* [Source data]
[BEGIN]
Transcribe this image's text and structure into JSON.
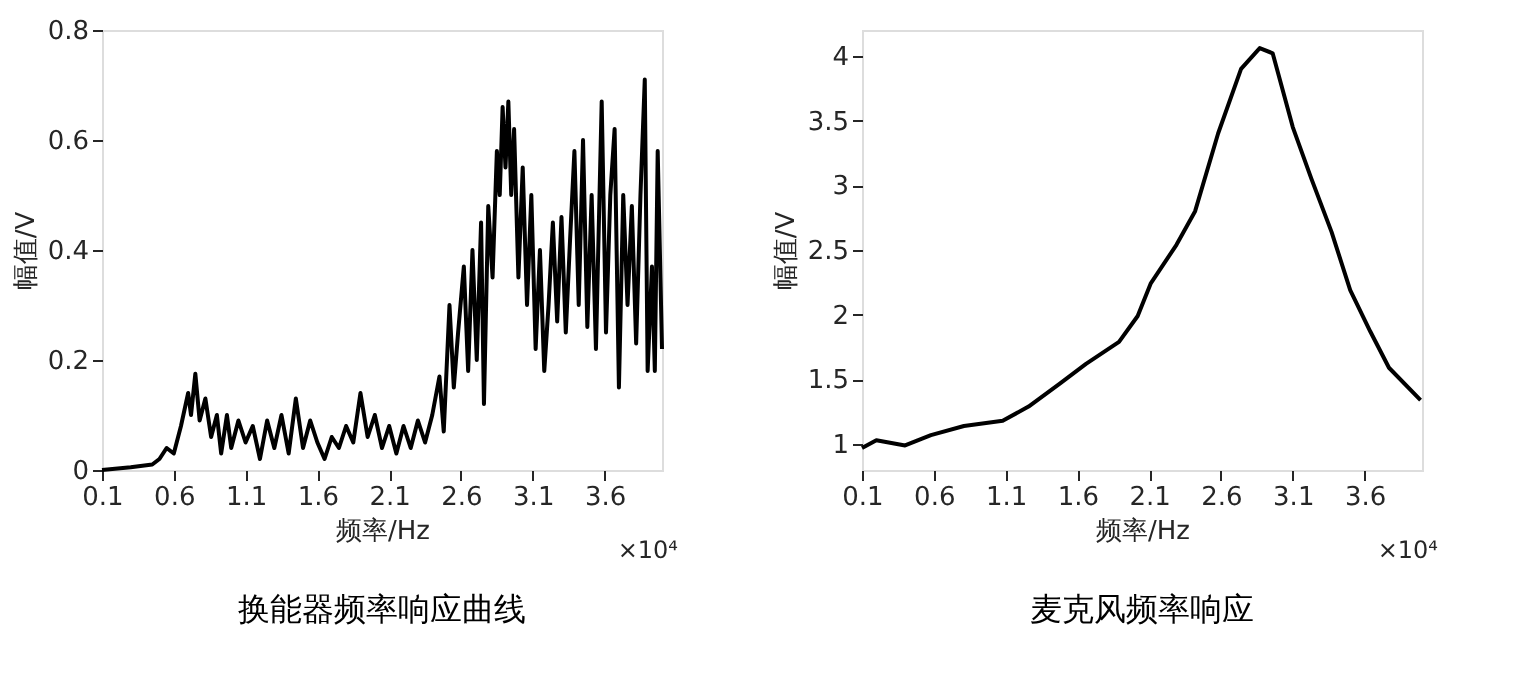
{
  "chart_data": [
    {
      "type": "line",
      "title": "换能器频率响应曲线",
      "xlabel": "频率/Hz",
      "ylabel": "幅值/V",
      "annotations": [
        "×10⁴"
      ],
      "xlim": [
        0.1,
        4.0
      ],
      "ylim": [
        0,
        0.8
      ],
      "xticks": [
        0.1,
        0.6,
        1.1,
        1.6,
        2.1,
        2.6,
        3.1,
        3.6
      ],
      "yticks": [
        0,
        0.2,
        0.4,
        0.6,
        0.8
      ],
      "grid": false,
      "marker": "none",
      "line_style": "solid",
      "series": [
        {
          "color": "#000000",
          "x": [
            0.1,
            0.3,
            0.45,
            0.5,
            0.55,
            0.6,
            0.65,
            0.7,
            0.72,
            0.75,
            0.78,
            0.82,
            0.86,
            0.9,
            0.93,
            0.97,
            1.0,
            1.05,
            1.1,
            1.15,
            1.2,
            1.25,
            1.3,
            1.35,
            1.4,
            1.45,
            1.5,
            1.55,
            1.6,
            1.65,
            1.7,
            1.75,
            1.8,
            1.85,
            1.9,
            1.95,
            2.0,
            2.05,
            2.1,
            2.15,
            2.2,
            2.25,
            2.3,
            2.35,
            2.4,
            2.45,
            2.48,
            2.52,
            2.55,
            2.58,
            2.62,
            2.65,
            2.68,
            2.71,
            2.74,
            2.76,
            2.79,
            2.82,
            2.85,
            2.87,
            2.89,
            2.91,
            2.93,
            2.95,
            2.97,
            3.0,
            3.03,
            3.06,
            3.09,
            3.12,
            3.15,
            3.18,
            3.21,
            3.24,
            3.27,
            3.3,
            3.33,
            3.36,
            3.39,
            3.42,
            3.45,
            3.48,
            3.51,
            3.54,
            3.58,
            3.61,
            3.64,
            3.67,
            3.7,
            3.73,
            3.76,
            3.79,
            3.82,
            3.85,
            3.88,
            3.9,
            3.93,
            3.95,
            3.97,
            4.0
          ],
          "values": [
            0,
            0.005,
            0.01,
            0.02,
            0.04,
            0.03,
            0.08,
            0.14,
            0.1,
            0.175,
            0.09,
            0.13,
            0.06,
            0.1,
            0.03,
            0.1,
            0.04,
            0.09,
            0.05,
            0.08,
            0.02,
            0.09,
            0.04,
            0.1,
            0.03,
            0.13,
            0.04,
            0.09,
            0.05,
            0.02,
            0.06,
            0.04,
            0.08,
            0.05,
            0.14,
            0.06,
            0.1,
            0.04,
            0.08,
            0.03,
            0.08,
            0.04,
            0.09,
            0.05,
            0.1,
            0.17,
            0.07,
            0.3,
            0.15,
            0.25,
            0.37,
            0.18,
            0.4,
            0.2,
            0.45,
            0.12,
            0.48,
            0.35,
            0.58,
            0.5,
            0.66,
            0.55,
            0.67,
            0.5,
            0.62,
            0.35,
            0.55,
            0.3,
            0.5,
            0.22,
            0.4,
            0.18,
            0.3,
            0.45,
            0.27,
            0.46,
            0.25,
            0.42,
            0.58,
            0.3,
            0.6,
            0.26,
            0.5,
            0.22,
            0.67,
            0.25,
            0.5,
            0.62,
            0.15,
            0.5,
            0.3,
            0.48,
            0.23,
            0.5,
            0.71,
            0.18,
            0.37,
            0.18,
            0.58,
            0.22
          ]
        }
      ]
    },
    {
      "type": "line",
      "title": "麦克风频率响应",
      "xlabel": "频率/Hz",
      "ylabel": "幅值/V",
      "annotations": [
        "×10⁴"
      ],
      "xlim": [
        0.1,
        4.0
      ],
      "ylim": [
        0.8,
        4.2
      ],
      "xticks": [
        0.1,
        0.6,
        1.1,
        1.6,
        2.1,
        2.6,
        3.1,
        3.6
      ],
      "yticks": [
        1,
        1.5,
        2,
        2.5,
        3,
        3.5,
        4
      ],
      "grid": false,
      "marker": "none",
      "line_style": "solid",
      "series": [
        {
          "color": "#000000",
          "x": [
            0.1,
            0.2,
            0.4,
            0.58,
            0.81,
            1.08,
            1.26,
            1.48,
            1.66,
            1.89,
            2.02,
            2.11,
            2.29,
            2.42,
            2.58,
            2.74,
            2.87,
            2.96,
            3.1,
            3.23,
            3.37,
            3.5,
            3.64,
            3.77,
            3.99
          ],
          "values": [
            0.97,
            1.03,
            0.99,
            1.07,
            1.14,
            1.18,
            1.29,
            1.47,
            1.62,
            1.79,
            1.99,
            2.24,
            2.54,
            2.8,
            3.4,
            3.9,
            4.06,
            4.02,
            3.45,
            3.05,
            2.64,
            2.19,
            1.87,
            1.59,
            1.34
          ]
        }
      ]
    }
  ]
}
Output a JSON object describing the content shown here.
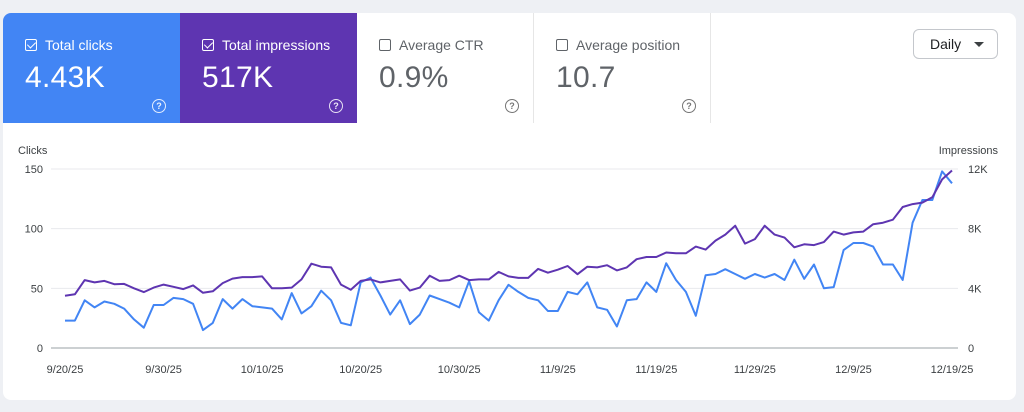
[END]
* [Stated problem] Return all the entries word for word, but omit any pictures they contain.

* [Solution]
Transcribe this image's text and structure into JSON.
{
  "chart_data": [
    {
      "type": "line",
      "title": "换能器频率响应曲线",
      "xlabel": "频率/Hz",
      "ylabel": "幅值/V",
      "annotations": [
        "×10⁴"
      ],
      "xlim": [
        0.1,
        4.0
      ],
      "ylim": [
        0,
        0.8
      ],
      "xticks": [
        0.1,
        0.6,
        1.1,
        1.6,
        2.1,
        2.6,
        3.1,
        3.6
      ],
      "yticks": [
        0,
        0.2,
        0.4,
        0.6,
        0.8
      ],
      "grid": false,
      "marker": "none",
      "line_style": "solid",
      "series": [
        {
          "color": "#000000",
          "x": [
            0.1,
            0.3,
            0.45,
            0.5,
            0.55,
            0.6,
            0.65,
            0.7,
            0.72,
            0.75,
            0.78,
            0.82,
            0.86,
            0.9,
            0.93,
            0.97,
            1.0,
            1.05,
            1.1,
            1.15,
            1.2,
            1.25,
            1.3,
            1.35,
            1.4,
            1.45,
            1.5,
            1.55,
            1.6,
            1.65,
            1.7,
            1.75,
            1.8,
            1.85,
            1.9,
            1.95,
            2.0,
            2.05,
            2.1,
            2.15,
            2.2,
            2.25,
            2.3,
            2.35,
            2.4,
            2.45,
            2.48,
            2.52,
            2.55,
            2.58,
            2.62,
            2.65,
            2.68,
            2.71,
            2.74,
            2.76,
            2.79,
            2.82,
            2.85,
            2.87,
            2.89,
            2.91,
            2.93,
            2.95,
            2.97,
            3.0,
            3.03,
            3.06,
            3.09,
            3.12,
            3.15,
            3.18,
            3.21,
            3.24,
            3.27,
            3.3,
            3.33,
            3.36,
            3.39,
            3.42,
            3.45,
            3.48,
            3.51,
            3.54,
            3.58,
            3.61,
            3.64,
            3.67,
            3.7,
            3.73,
            3.76,
            3.79,
            3.82,
            3.85,
            3.88,
            3.9,
            3.93,
            3.95,
            3.97,
            4.0
          ],
          "values": [
            0,
            0.005,
            0.01,
            0.02,
            0.04,
            0.03,
            0.08,
            0.14,
            0.1,
            0.175,
            0.09,
            0.13,
            0.06,
            0.1,
            0.03,
            0.1,
            0.04,
            0.09,
            0.05,
            0.08,
            0.02,
            0.09,
            0.04,
            0.1,
            0.03,
            0.13,
            0.04,
            0.09,
            0.05,
            0.02,
            0.06,
            0.04,
            0.08,
            0.05,
            0.14,
            0.06,
            0.1,
            0.04,
            0.08,
            0.03,
            0.08,
            0.04,
            0.09,
            0.05,
            0.1,
            0.17,
            0.07,
            0.3,
            0.15,
            0.25,
            0.37,
            0.18,
            0.4,
            0.2,
            0.45,
            0.12,
            0.48,
            0.35,
            0.58,
            0.5,
            0.66,
            0.55,
            0.67,
            0.5,
            0.62,
            0.35,
            0.55,
            0.3,
            0.5,
            0.22,
            0.4,
            0.18,
            0.3,
            0.45,
            0.27,
            0.46,
            0.25,
            0.42,
            0.58,
            0.3,
            0.6,
            0.26,
            0.5,
            0.22,
            0.67,
            0.25,
            0.5,
            0.62,
            0.15,
            0.5,
            0.3,
            0.48,
            0.23,
            0.5,
            0.71,
            0.18,
            0.37,
            0.18,
            0.58,
            0.22
          ]
        }
      ]
    },
    {
      "type": "line",
      "title": "麦克风频率响应",
      "xlabel": "频率/Hz",
      "ylabel": "幅值/V",
      "annotations": [
        "×10⁴"
      ],
      "xlim": [
        0.1,
        4.0
      ],
      "ylim": [
        0.8,
        4.2
      ],
      "xticks": [
        0.1,
        0.6,
        1.1,
        1.6,
        2.1,
        2.6,
        3.1,
        3.6
      ],
      "yticks": [
        1,
        1.5,
        2,
        2.5,
        3,
        3.5,
        4
      ],
      "grid": false,
      "marker": "none",
      "line_style": "solid",
      "series": [
        {
          "color": "#000000",
          "x": [
            0.1,
            0.2,
            0.4,
            0.58,
            0.81,
            1.08,
            1.26,
            1.48,
            1.66,
            1.89,
            2.02,
            2.11,
            2.29,
            2.42,
            2.58,
            2.74,
            2.87,
            2.96,
            3.1,
            3.23,
            3.37,
            3.5,
            3.64,
            3.77,
            3.99
          ],
          "values": [
            0.97,
            1.03,
            0.99,
            1.07,
            1.14,
            1.18,
            1.29,
            1.47,
            1.62,
            1.79,
            1.99,
            2.24,
            2.54,
            2.8,
            3.4,
            3.9,
            4.06,
            4.02,
            3.45,
            3.05,
            2.64,
            2.19,
            1.87,
            1.59,
            1.34
          ]
        }
      ]
    }
  ]
}
Output a JSON object describing the content shown here.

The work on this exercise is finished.